## TRECHO DO TEXTO
10 junho 2008

Um olhar lúdico sobre o nosso acervo iconográfico

Vitória Foto, o resgate do espaço político
perdido pela fotografia no Espírito Santo


por Cristina Moura

"É lento ensinar por teorias, mas breve e eficaz fazê-lo pelo exemplo." (Séneca)

O Vitória Foto conseguiu reunir, durante o mês passado e ainda com exposições abertas para a primeira quinzena deste mês, nomes importantes da fotografia dos cenários estadual, regional, nacional e internacional. No Espírito Santo, fotógrafos da nova geração estiveram atentos às discussões na área iconográfica e prontos para aprender com os veteranos, principalmente aqueles que conheceram (e viveram) o trabalho do Foto Clube, fundado em 1946.

Foto: Syã Fonseca


O material foi "absurdamente excelente", na avaliação de Carla Osório, coordenadora e produtora executiva do evento e nossa entrevistada deste final de semana. O evento contou com seis exposições simultâneas e oficinas gratuitas. O público teve acesso a trabalhos de renomados profissionais, como o carioca Walter Firmo, o capixaba Rogério Medeiros, além da presença da ONG Observatório de Favelas, do Rio de Janeiro, ligada à formação de fotógrafos na periferia.

O evento foi surpreendente, segundo a coordenadora. Fotógrafa, jornalista, editora da TV Assembléia-ES, Carla se revela apaixonada pelos desafios da imagem. É mestre em Comunicação pela Unip (Universidade Paulista), com a dissertação "Imagens da intolerância na mídia", especialmente sobre a intolerância religiosa. A fotógrafa também é co-autora da obra "Negros do Espírito Santo" (1999) e organizadora de "81 anos de cinema", catálogo de filmes do Espírito Santo (2007).

Até o próximo dia 15, ainda estarão abertas à visitação as exposições "Foto Clube do Espírito Santo", no Espaço de Artes do Bandes, Centro de Vitória; "Espírito Santo em Preto e Branco", de Rogério Medeiros, na Galeria Francisco Schwartz, Assembléia Legislativa, Enseada do Suá; e "Mulheres de Tucum", de Edson Chagas, na Aliança Francesa, Praia do Canto.


Século Diário: - Qual a sua avaliação sobre o Vitória Foto, um evento de grande porte na área da fotografia, em sua primeira edição?

## REGISTROS EXTRAÍDOS
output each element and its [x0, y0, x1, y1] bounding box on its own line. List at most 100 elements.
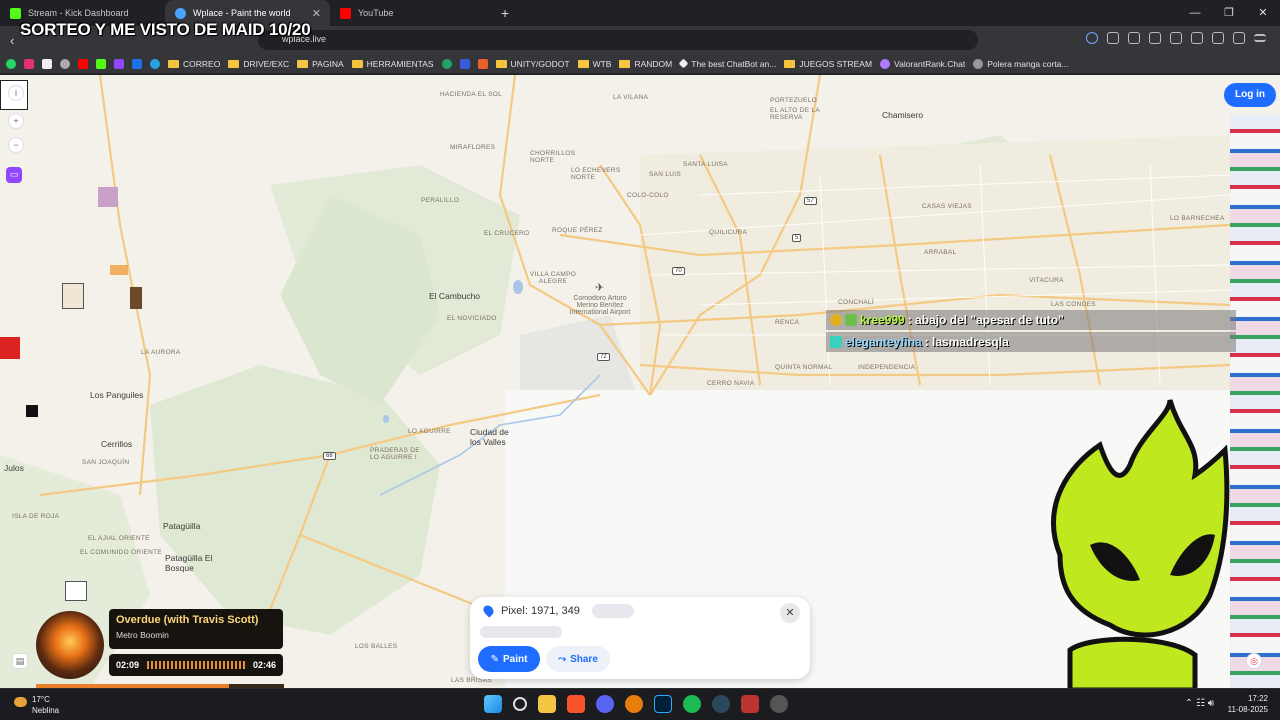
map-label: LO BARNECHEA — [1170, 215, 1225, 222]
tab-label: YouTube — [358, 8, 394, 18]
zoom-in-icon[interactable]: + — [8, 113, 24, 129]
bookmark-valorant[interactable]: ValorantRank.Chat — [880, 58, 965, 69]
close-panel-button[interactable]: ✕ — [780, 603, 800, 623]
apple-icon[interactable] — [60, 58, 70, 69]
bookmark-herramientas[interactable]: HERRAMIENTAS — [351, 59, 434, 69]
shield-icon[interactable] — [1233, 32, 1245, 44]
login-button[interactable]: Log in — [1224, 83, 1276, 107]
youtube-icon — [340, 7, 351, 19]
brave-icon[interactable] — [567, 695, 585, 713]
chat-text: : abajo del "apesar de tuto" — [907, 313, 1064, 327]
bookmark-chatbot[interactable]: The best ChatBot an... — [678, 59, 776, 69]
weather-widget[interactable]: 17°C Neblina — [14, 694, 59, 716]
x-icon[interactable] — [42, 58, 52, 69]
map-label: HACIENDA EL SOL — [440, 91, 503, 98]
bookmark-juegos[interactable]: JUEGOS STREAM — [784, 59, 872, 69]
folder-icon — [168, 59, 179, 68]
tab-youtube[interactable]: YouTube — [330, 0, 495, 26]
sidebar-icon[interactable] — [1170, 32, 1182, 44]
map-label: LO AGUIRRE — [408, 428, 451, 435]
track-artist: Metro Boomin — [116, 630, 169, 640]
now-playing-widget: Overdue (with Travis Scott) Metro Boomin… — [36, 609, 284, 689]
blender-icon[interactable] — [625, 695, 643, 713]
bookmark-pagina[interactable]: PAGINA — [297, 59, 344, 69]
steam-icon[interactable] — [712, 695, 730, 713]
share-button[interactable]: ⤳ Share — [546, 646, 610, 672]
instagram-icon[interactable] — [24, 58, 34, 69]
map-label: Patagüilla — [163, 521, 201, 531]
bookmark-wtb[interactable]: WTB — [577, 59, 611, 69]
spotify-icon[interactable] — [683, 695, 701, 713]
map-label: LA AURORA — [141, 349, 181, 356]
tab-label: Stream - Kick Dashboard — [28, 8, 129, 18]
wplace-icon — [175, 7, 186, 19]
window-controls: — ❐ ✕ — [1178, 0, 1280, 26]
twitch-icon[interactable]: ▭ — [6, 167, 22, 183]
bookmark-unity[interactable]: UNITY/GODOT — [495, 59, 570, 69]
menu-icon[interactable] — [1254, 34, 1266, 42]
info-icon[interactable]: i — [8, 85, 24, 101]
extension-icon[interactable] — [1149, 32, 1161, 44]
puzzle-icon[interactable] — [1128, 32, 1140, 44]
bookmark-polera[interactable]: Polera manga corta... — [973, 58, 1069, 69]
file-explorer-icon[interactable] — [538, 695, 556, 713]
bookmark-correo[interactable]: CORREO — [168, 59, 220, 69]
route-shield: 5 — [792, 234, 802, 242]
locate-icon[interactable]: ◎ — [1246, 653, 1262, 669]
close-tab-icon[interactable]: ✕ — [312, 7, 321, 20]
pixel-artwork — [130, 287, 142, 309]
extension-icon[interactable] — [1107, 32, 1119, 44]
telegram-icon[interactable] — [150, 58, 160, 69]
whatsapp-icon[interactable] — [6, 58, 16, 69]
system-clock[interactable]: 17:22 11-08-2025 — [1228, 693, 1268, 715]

## ENUNCIADO DA TAREFA
Resuma em duas frases a reportagem sobre o Vitória Foto apresentada acima.

## RESULTADO DO EXERCÍCIO
O Vitória Foto reuniu no mês passado nomes importantes da fotografia estadual, regional, nacional e internacional, com seis exposições simultâneas e oficinas gratuitas, e três mostras seguem abertas à visitação até o dia 15. Carla Osório, coordenadora e produtora executiva do evento, que é fotógrafa, jornalista e editora da TV Assembléia-ES, avaliou o material como "absurdamente excelente" e considerou o evento surpreendente.